◆ Given request
For every line in the records that has the word "JSON", make a copy.

◆ Input rows

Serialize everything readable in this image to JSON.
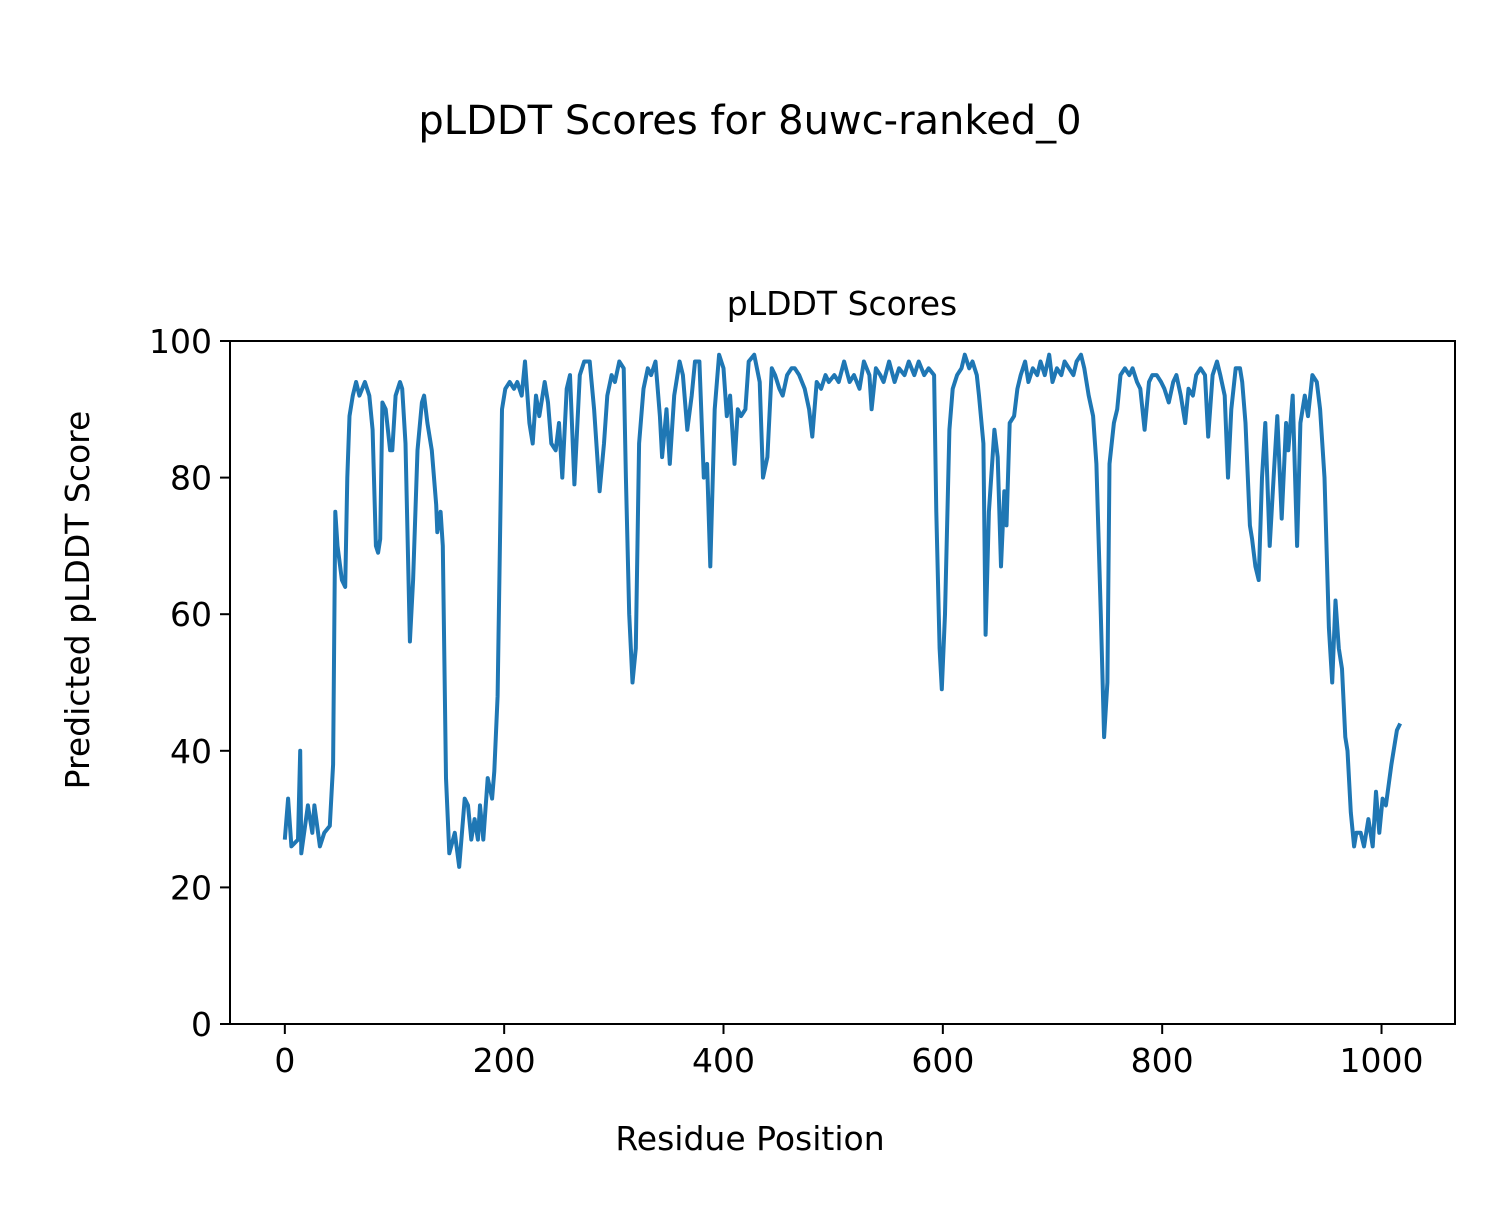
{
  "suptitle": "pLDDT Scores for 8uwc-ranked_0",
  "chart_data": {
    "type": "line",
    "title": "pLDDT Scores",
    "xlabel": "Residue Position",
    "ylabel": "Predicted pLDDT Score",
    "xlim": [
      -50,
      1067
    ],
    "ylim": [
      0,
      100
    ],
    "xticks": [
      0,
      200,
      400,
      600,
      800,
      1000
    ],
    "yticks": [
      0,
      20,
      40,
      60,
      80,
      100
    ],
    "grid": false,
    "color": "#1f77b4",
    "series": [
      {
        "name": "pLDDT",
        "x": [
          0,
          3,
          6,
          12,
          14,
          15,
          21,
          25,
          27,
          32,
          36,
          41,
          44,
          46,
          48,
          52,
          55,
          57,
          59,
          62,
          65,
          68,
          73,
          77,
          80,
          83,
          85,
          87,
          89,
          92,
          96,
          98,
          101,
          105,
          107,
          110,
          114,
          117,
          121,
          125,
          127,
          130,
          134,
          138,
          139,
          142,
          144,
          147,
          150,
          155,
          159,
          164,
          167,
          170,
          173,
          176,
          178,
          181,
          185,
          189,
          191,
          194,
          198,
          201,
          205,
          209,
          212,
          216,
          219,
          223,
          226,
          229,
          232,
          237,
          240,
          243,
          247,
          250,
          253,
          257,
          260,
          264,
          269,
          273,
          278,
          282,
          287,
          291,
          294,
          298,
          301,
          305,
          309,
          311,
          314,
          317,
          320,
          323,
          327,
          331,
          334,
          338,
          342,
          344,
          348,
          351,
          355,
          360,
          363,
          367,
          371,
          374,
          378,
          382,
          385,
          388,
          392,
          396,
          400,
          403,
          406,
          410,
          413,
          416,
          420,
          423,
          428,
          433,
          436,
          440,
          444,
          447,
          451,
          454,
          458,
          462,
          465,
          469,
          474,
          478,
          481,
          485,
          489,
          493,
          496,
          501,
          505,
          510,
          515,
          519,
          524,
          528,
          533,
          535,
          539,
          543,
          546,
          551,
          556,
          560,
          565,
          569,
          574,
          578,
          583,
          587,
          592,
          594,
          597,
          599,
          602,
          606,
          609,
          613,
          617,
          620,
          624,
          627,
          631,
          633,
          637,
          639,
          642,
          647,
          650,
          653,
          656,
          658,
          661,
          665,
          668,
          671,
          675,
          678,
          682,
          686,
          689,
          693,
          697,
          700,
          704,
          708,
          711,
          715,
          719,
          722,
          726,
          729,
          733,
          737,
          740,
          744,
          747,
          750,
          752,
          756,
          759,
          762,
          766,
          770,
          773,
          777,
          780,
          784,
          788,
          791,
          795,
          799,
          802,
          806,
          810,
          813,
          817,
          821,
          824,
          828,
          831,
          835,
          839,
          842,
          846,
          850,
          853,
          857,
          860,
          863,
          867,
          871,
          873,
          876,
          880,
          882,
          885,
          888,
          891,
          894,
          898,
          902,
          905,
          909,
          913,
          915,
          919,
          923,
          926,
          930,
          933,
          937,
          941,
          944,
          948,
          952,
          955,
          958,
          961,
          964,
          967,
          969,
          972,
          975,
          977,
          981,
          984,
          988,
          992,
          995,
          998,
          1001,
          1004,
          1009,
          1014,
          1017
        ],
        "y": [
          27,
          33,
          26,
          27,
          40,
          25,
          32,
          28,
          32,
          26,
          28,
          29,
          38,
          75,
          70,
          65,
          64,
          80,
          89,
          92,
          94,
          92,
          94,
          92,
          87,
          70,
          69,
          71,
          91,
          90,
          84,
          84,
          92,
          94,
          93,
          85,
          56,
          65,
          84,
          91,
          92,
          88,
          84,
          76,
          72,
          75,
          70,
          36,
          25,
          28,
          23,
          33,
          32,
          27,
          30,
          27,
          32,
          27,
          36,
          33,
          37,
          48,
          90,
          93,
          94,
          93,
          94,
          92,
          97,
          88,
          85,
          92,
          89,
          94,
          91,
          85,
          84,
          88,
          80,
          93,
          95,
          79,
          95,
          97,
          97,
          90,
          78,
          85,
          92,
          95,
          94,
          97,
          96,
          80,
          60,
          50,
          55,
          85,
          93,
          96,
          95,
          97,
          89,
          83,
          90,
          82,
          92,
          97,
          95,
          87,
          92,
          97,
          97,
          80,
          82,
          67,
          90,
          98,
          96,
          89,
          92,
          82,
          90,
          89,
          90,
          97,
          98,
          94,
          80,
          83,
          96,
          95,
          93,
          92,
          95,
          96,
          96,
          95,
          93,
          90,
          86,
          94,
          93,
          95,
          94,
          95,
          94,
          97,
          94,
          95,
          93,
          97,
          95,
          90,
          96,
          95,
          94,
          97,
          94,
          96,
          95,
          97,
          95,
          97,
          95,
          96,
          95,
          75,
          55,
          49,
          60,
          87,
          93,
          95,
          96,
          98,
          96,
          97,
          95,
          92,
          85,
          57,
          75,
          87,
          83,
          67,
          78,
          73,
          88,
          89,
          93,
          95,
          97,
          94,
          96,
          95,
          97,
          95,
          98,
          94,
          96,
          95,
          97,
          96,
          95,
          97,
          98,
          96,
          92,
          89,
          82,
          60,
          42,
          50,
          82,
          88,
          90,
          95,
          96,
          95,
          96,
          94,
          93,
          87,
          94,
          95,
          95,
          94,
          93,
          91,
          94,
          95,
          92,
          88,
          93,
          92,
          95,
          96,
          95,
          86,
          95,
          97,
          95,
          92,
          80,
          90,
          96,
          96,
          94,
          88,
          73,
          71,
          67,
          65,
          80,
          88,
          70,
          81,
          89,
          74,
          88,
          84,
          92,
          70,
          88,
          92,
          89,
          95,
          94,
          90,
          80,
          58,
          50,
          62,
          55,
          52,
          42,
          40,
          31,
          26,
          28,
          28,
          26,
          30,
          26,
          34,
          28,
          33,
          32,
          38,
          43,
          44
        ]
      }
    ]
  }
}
...
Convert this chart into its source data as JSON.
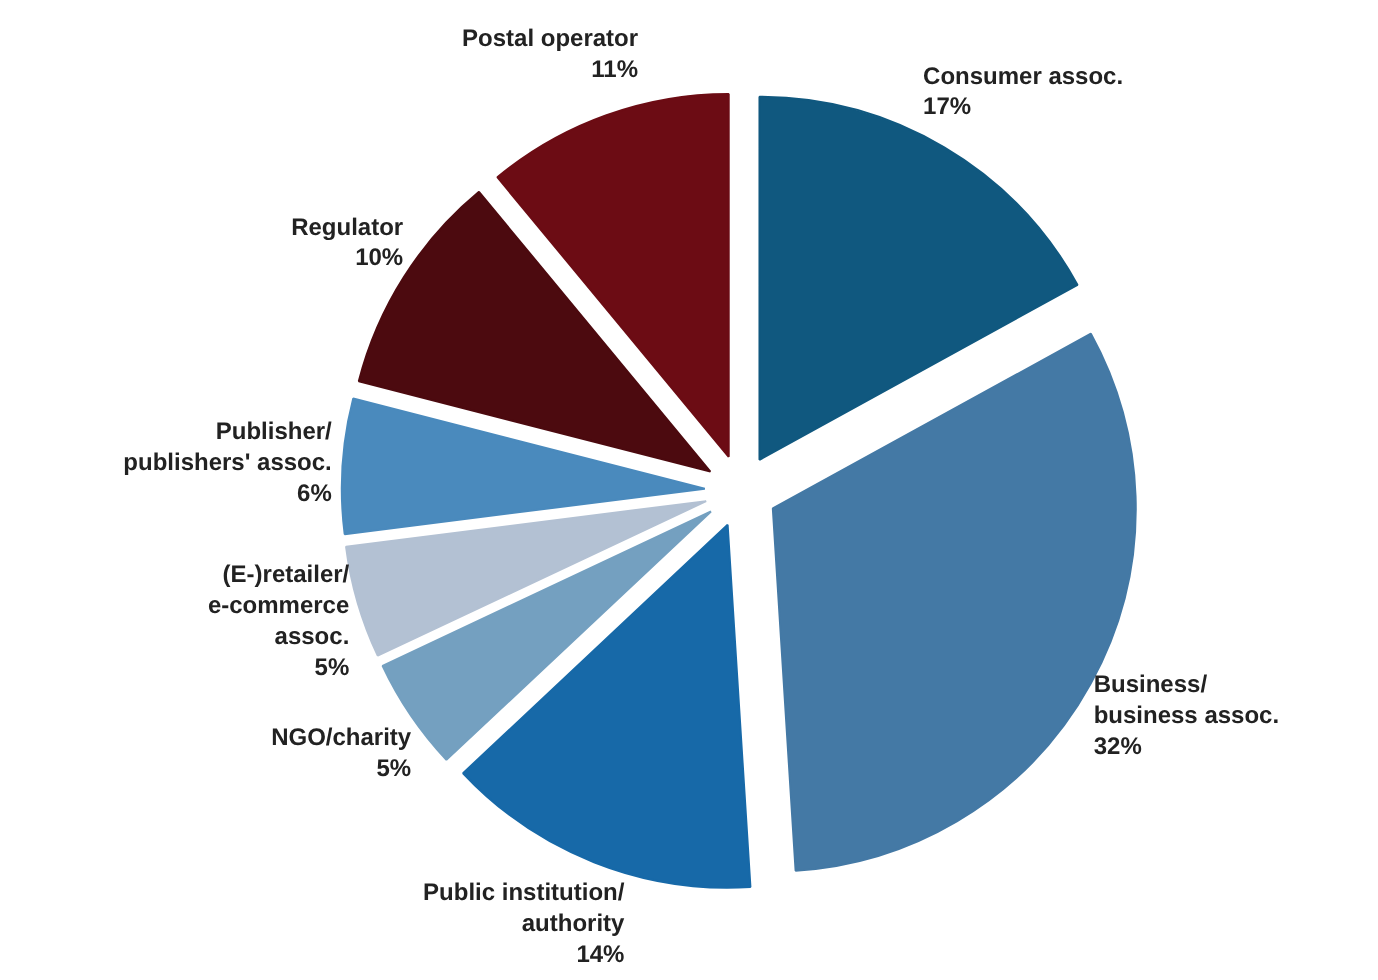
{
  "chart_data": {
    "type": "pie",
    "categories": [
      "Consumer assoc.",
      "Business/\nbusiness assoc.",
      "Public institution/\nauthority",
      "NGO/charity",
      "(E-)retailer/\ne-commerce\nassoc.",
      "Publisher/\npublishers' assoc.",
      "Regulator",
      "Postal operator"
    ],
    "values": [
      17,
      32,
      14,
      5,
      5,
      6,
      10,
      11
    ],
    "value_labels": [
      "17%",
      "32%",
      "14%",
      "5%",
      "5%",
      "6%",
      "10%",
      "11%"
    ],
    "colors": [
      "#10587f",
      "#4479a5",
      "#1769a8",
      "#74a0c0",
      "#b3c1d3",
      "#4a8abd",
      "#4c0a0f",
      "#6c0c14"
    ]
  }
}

◆ Written response
Serialize everything readable in this image to JSON.
Convert this chart into its source data as JSON.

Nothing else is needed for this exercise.